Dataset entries
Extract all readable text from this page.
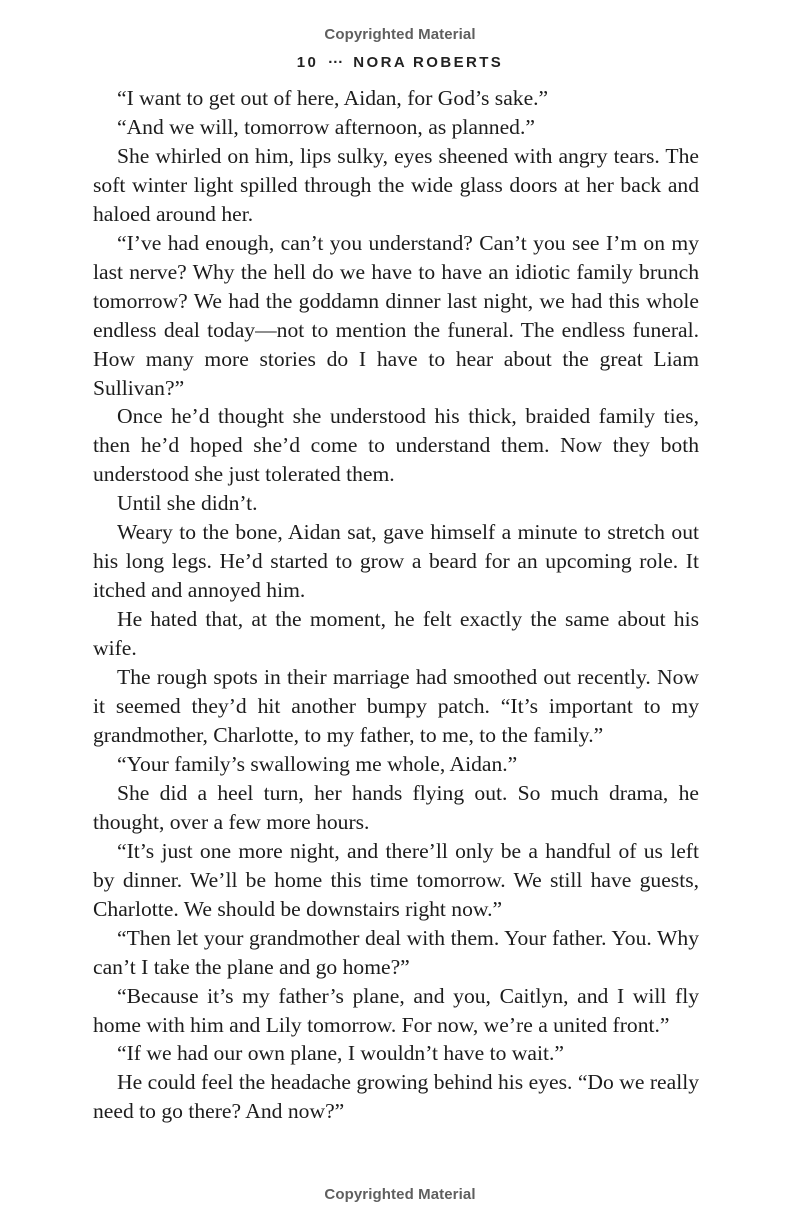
Copyrighted Material
10 ··· NORA ROBERTS

“I want to get out of here, Aidan, for God’s sake.”

“And we will, tomorrow afternoon, as planned.”

She whirled on him, lips sulky, eyes sheened with angry tears. The soft winter light spilled through the wide glass doors at her back and haloed around her.

“I’ve had enough, can’t you understand? Can’t you see I’m on my last nerve? Why the hell do we have to have an idiotic family brunch tomorrow? We had the goddamn dinner last night, we had this whole endless deal today—not to mention the funeral. The endless funeral. How many more stories do I have to hear about the great Liam Sullivan?”

Once he’d thought she understood his thick, braided family ties, then he’d hoped she’d come to understand them. Now they both understood she just tolerated them.

Until she didn’t.

Weary to the bone, Aidan sat, gave himself a minute to stretch out his long legs. He’d started to grow a beard for an upcoming role. It itched and annoyed him.

He hated that, at the moment, he felt exactly the same about his wife.

The rough spots in their marriage had smoothed out recently. Now it seemed they’d hit another bumpy patch. “It’s important to my grandmother, Charlotte, to my father, to me, to the family.”

“Your family’s swallowing me whole, Aidan.”

She did a heel turn, her hands flying out. So much drama, he thought, over a few more hours.

“It’s just one more night, and there’ll only be a handful of us left by dinner. We’ll be home this time tomorrow. We still have guests, Charlotte. We should be downstairs right now.”

“Then let your grandmother deal with them. Your father. You. Why can’t I take the plane and go home?”

“Because it’s my father’s plane, and you, Caitlyn, and I will fly home with him and Lily tomorrow. For now, we’re a united front.”

“If we had our own plane, I wouldn’t have to wait.”

He could feel the headache growing behind his eyes. “Do we really need to go there? And now?”

Copyrighted Material
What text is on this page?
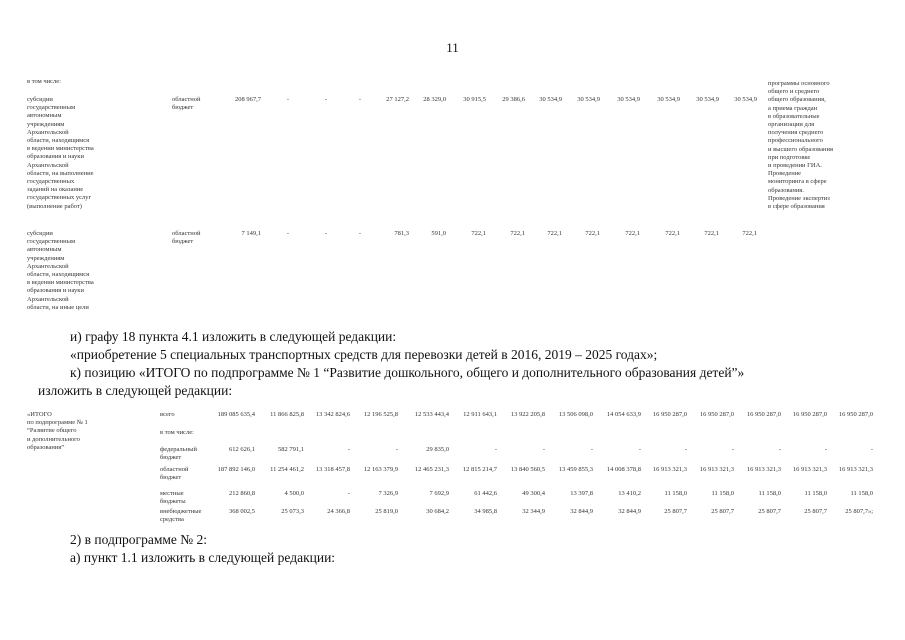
11
в том числе:
субсидии
государственным
автономным
учреждениям
Архангельской
области, находящимся
в ведении министерства
образования и науки
Архангельской
области, на выполнение
государственных
заданий на оказание
государственных услуг
(выполнение работ)
областной
бюджет
208 967,7	-	-	-	27 127,2	28 329,0	30 915,5	29 386,6	30 534,9	30 534,9	30 534,9	30 534,9	30 534,9	30 534,9
программы основного
общего и среднего
общего образования,
а приема граждан
в образовательные
организации для
получения среднего
профессионального
и высшего образования
при подготовке
и проведении ГИА.
Проведение
мониторинга в сфере
образования.
Проведение экспертиз
в сфере образования
субсидии
государственным
автономным
учреждениям
Архангельской
области, находящимся
в ведении министерства
образования и науки
Архангельской
области, на иные цели
областной
бюджет
7 149,1	-	-	-	781,3	591,0	722,1	722,1	722,1	722,1	722,1	722,1	722,1	722,1
и) графу 18 пункта 4.1 изложить в следующей редакции:
«приобретение 5 специальных транспортных средств для перевозки детей в 2016, 2019 – 2025 годах»;
к) позицию «ИТОГО по подпрограмме № 1 “Развитие дошкольного, общего и дополнительного образования детей”»
изложить в следующей редакции:
«ИТОГО
по подпрограмме № 1
“Развитие общего
и дополнительного
образования”
всего	189 085 635,4	11 866 825,8	13 342 824,6	12 196 525,8	12 533 443,4	12 911 643,1	13 922 205,8	13 506 098,0	14 054 633,9	16 950 287,0	16 950 287,0	16 950 287,0	16 950 287,0	16 950 287,0
в том числе:
федеральный
бюджет
612 626,1	582 791,1	-	-	29 835,0	-	-	-	-	-	-	-	-	-
областной
бюджет
187 892 146,0	11 254 461,2	13 318 457,8	12 163 379,9	12 465 231,3	12 815 214,7	13 840 560,5	13 459 855,3	14 008 378,8	16 913 321,3	16 913 321,3	16 913 321,3	16 913 321,3	16 913 321,3
местные
бюджеты
212 860,8	4 500,0	-	7 326,9	7 692,9	61 442,6	49 300,4	13 397,8	13 410,2	11 158,0	11 158,0	11 158,0	11 158,0	11 158,0
внебюджетные
средства
368 002,5	25 073,3	24 366,8	25 819,0	30 684,2	34 985,8	32 344,9	32 844,9	32 844,9	25 807,7	25 807,7	25 807,7	25 807,7	25 807,7»;
2) в подпрограмме № 2:
а) пункт 1.1 изложить в следующей редакции:
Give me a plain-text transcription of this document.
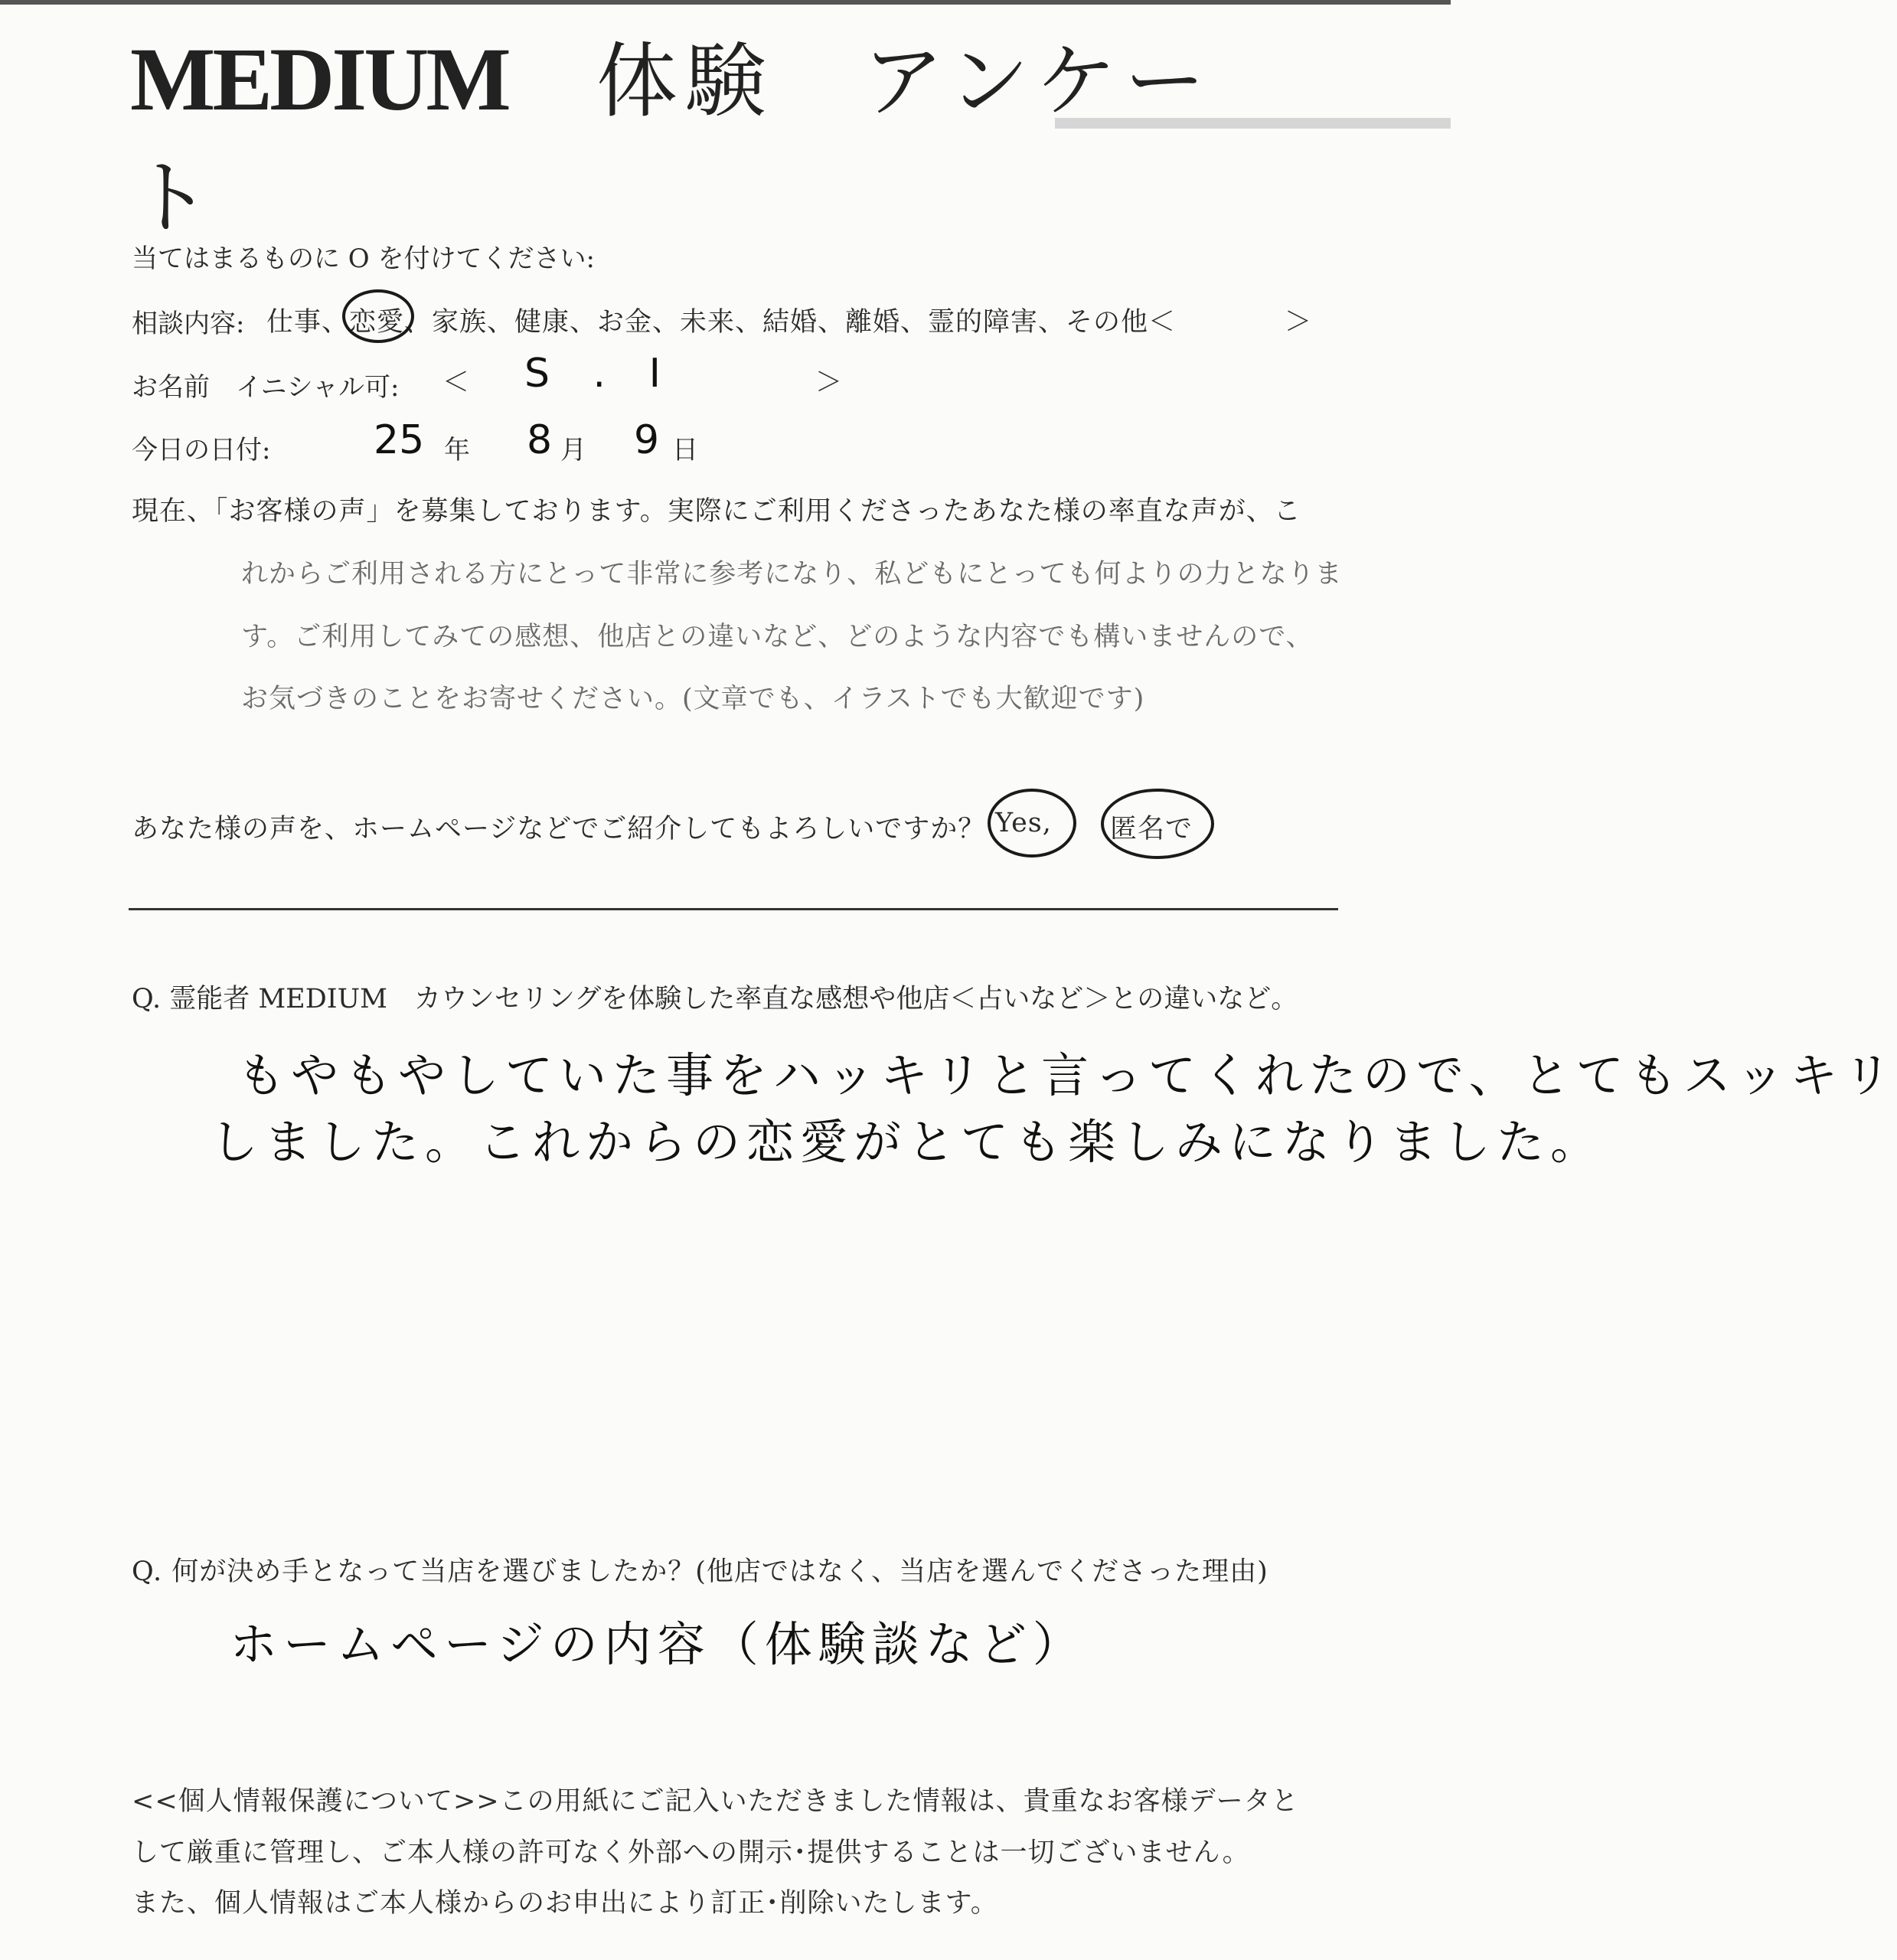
MEDIUM 体験　アンケート
当てはまるものに O を付けてください:
相談内容: 仕事、恋愛、家族、健康、お金、未来、結婚、離婚、霊的障害、その他＜	＞
お名前　イニシャル可: ＜ S . I	＞
今日の日付:	25 年 8 月 9 日
現在、「お客様の声」を募集しております。実際にご利用くださったあなた様の率直な声が、こ
れからご利用される方にとって非常に参考になり、私どもにとっても何よりの力となりま
す。ご利用してみての感想、他店との違いなど、どのような内容でも構いませんので、
お気づきのことをお寄せください。(文章でも、イラストでも大歓迎です)
あなた様の声を、ホームページなどでご紹介してもよろしいですか？ Yes, 匿名で
Q. 霊能者 MEDIUM　カウンセリングを体験した率直な感想や他店＜占いなど＞との違いなど。
もやもやしていた事をハッキリと言ってくれたので、とてもスッキリ
しました。これからの恋愛がとても楽しみになりました。
Q. 何が決め手となって当店を選びましたか？(他店ではなく、当店を選んでくださった理由)
ホームページの内容（体験談など）
<<個人情報保護について>>この用紙にご記入いただきました情報は、貴重なお客様データと
して厳重に管理し、ご本人様の許可なく外部への開示･提供することは一切ございません。
また、個人情報はご本人様からのお申出により訂正･削除いたします。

Objective - In the listing above, locate each line with "подпрограмме" and copy it.

Answer to this exercise -
к) позицию «ИТОГО по подпрограмме № 1 “Развитие дошкольного, общего и дополнительного образования детей”»
по подпрограмме № 1
2) в подпрограмме № 2:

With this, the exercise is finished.